Description of the task
Quote the records below word for word, leaving out the pictures.

Supplied information
--------------------------------------------------
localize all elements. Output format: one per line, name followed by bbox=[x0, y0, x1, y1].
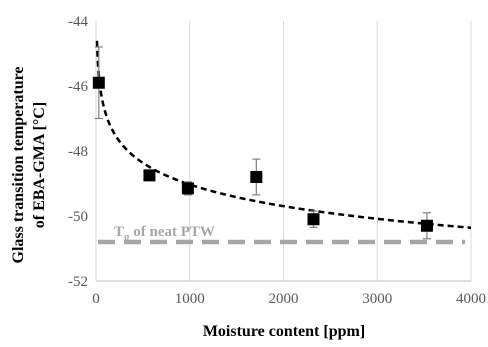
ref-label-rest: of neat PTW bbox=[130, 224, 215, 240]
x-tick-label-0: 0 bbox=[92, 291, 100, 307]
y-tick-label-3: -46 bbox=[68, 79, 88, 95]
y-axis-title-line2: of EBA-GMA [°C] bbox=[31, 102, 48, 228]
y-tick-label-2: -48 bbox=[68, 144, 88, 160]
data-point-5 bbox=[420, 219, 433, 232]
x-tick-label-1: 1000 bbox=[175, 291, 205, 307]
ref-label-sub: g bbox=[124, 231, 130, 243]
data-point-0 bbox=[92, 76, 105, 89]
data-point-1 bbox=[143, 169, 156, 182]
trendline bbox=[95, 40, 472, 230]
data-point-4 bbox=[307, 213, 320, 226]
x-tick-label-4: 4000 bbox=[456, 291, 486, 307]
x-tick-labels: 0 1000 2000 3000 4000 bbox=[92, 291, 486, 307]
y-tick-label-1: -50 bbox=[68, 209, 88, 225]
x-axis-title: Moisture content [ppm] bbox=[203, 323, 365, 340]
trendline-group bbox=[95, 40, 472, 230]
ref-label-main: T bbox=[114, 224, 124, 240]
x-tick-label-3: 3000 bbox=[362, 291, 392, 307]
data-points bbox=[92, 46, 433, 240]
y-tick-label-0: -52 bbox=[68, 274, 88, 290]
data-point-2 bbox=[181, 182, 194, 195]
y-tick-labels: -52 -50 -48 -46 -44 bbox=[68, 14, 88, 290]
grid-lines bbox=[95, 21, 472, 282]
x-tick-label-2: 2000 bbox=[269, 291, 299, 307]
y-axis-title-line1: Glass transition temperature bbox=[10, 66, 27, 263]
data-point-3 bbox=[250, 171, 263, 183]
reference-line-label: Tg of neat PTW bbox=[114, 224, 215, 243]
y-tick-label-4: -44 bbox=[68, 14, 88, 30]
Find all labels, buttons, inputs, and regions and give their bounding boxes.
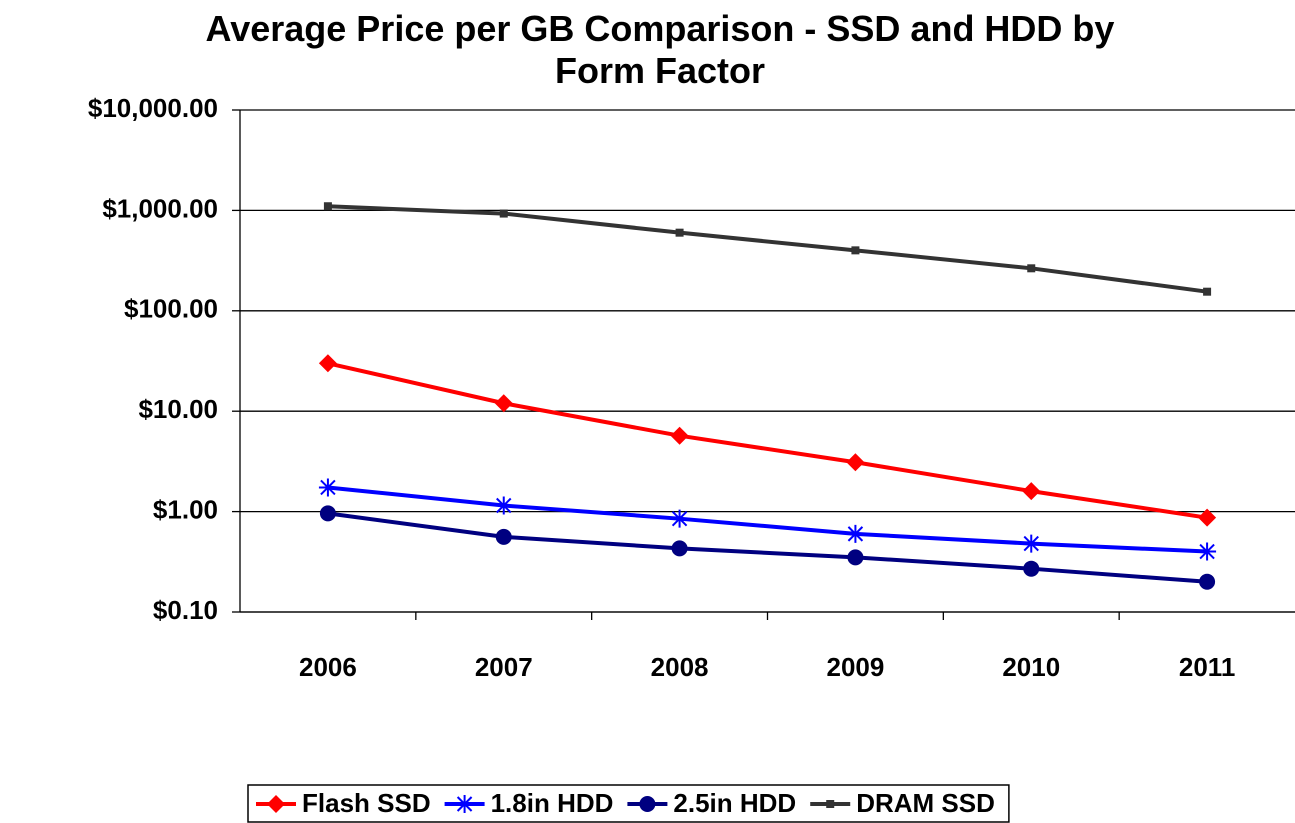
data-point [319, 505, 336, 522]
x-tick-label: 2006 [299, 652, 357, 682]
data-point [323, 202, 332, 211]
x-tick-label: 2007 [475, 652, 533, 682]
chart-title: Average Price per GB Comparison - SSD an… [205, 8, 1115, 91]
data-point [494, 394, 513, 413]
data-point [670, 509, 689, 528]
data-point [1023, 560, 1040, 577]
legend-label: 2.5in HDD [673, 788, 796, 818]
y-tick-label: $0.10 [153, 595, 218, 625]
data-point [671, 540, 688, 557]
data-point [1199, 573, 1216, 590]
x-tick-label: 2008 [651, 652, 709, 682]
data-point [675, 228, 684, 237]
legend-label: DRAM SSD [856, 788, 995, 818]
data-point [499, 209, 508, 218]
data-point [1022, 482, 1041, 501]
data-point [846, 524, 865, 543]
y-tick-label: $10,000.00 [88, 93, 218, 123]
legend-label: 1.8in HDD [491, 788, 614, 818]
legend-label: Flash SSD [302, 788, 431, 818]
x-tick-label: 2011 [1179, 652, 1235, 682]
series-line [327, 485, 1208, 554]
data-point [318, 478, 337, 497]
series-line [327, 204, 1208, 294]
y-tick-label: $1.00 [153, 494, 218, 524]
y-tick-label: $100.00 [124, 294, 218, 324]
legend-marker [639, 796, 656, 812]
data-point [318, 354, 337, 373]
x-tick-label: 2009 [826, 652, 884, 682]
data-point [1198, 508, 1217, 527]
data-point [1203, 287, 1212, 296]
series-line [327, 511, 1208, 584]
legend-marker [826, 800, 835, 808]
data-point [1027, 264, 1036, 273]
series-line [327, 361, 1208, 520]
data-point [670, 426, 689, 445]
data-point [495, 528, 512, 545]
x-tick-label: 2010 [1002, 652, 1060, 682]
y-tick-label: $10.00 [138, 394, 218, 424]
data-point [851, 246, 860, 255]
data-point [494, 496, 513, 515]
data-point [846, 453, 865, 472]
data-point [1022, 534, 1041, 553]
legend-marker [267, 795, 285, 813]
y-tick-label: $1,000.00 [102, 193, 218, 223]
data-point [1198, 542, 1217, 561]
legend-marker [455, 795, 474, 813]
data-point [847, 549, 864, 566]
--------------------------------------------------
Response to the exercise
localize all elements. Output format: one per line, name followed by bbox=[x0, y0, x1, y1].
ref-label-rest: of neat PTW bbox=[130, 224, 215, 240]
x-tick-label-0: 0 bbox=[92, 291, 100, 307]
y-tick-label-3: -46 bbox=[68, 79, 88, 95]
y-axis-title-line2: of EBA-GMA [°C] bbox=[31, 102, 48, 228]
y-tick-label-2: -48 bbox=[68, 144, 88, 160]
data-point-5 bbox=[420, 219, 433, 232]
x-tick-label-1: 1000 bbox=[175, 291, 205, 307]
ref-label-sub: g bbox=[124, 231, 130, 243]
data-point-0 bbox=[92, 76, 105, 89]
data-point-1 bbox=[143, 169, 156, 182]
trendline bbox=[95, 40, 472, 230]
data-point-4 bbox=[307, 213, 320, 226]
x-tick-label-4: 4000 bbox=[456, 291, 486, 307]
x-tick-labels: 0 1000 2000 3000 4000 bbox=[92, 291, 486, 307]
y-tick-label-1: -50 bbox=[68, 209, 88, 225]
x-axis-title: Moisture content [ppm] bbox=[203, 323, 365, 340]
trendline-group bbox=[95, 40, 472, 230]
ref-label-main: T bbox=[114, 224, 124, 240]
x-tick-label-3: 3000 bbox=[362, 291, 392, 307]
data-points bbox=[92, 46, 433, 240]
y-tick-label-0: -52 bbox=[68, 274, 88, 290]
data-point-2 bbox=[181, 182, 194, 195]
y-tick-labels: -52 -50 -48 -46 -44 bbox=[68, 14, 88, 290]
grid-lines bbox=[95, 21, 472, 282]
x-tick-label-2: 2000 bbox=[269, 291, 299, 307]
y-axis-title-line1: Glass transition temperature bbox=[10, 66, 27, 263]
data-point-3 bbox=[250, 171, 263, 183]
reference-line-label: Tg of neat PTW bbox=[114, 224, 215, 243]
y-tick-label-4: -44 bbox=[68, 14, 88, 30]
Find all labels, buttons, inputs, and regions and give their bounding boxes.
data-point [319, 505, 336, 522]
x-tick-label: 2006 [299, 652, 357, 682]
data-point [323, 202, 332, 211]
x-tick-label: 2007 [475, 652, 533, 682]
chart-title: Average Price per GB Comparison - SSD an… [205, 8, 1115, 91]
data-point [494, 394, 513, 413]
data-point [670, 509, 689, 528]
data-point [1023, 560, 1040, 577]
legend-label: 2.5in HDD [673, 788, 796, 818]
y-tick-label: $0.10 [153, 595, 218, 625]
data-point [671, 540, 688, 557]
data-point [1199, 573, 1216, 590]
x-tick-label: 2008 [651, 652, 709, 682]
data-point [675, 228, 684, 237]
legend-label: DRAM SSD [856, 788, 995, 818]
data-point [499, 209, 508, 218]
data-point [1022, 482, 1041, 501]
data-point [846, 524, 865, 543]
y-tick-label: $10,000.00 [88, 93, 218, 123]
legend-label: 1.8in HDD [491, 788, 614, 818]
legend-label: Flash SSD [302, 788, 431, 818]
x-tick-label: 2011 [1179, 652, 1235, 682]
series-line [327, 485, 1208, 554]
data-point [318, 478, 337, 497]
series-line [327, 204, 1208, 294]
y-tick-label: $1.00 [153, 494, 218, 524]
y-tick-label: $100.00 [124, 294, 218, 324]
legend-marker [639, 796, 656, 812]
data-point [318, 354, 337, 373]
x-tick-label: 2009 [826, 652, 884, 682]
data-point [1198, 508, 1217, 527]
data-point [1203, 287, 1212, 296]
series-line [327, 511, 1208, 584]
legend-marker [826, 800, 835, 808]
data-point [1027, 264, 1036, 273]
series-line [327, 361, 1208, 520]
data-point [670, 426, 689, 445]
data-point [495, 528, 512, 545]
x-tick-label: 2010 [1002, 652, 1060, 682]
y-tick-label: $10.00 [138, 394, 218, 424]
data-point [851, 246, 860, 255]
data-point [494, 496, 513, 515]
data-point [846, 453, 865, 472]
data-point [1022, 534, 1041, 553]
legend-marker [267, 795, 285, 813]
y-tick-label: $1,000.00 [102, 193, 218, 223]
data-point [1198, 542, 1217, 561]
legend-marker [455, 795, 474, 813]
data-point [847, 549, 864, 566]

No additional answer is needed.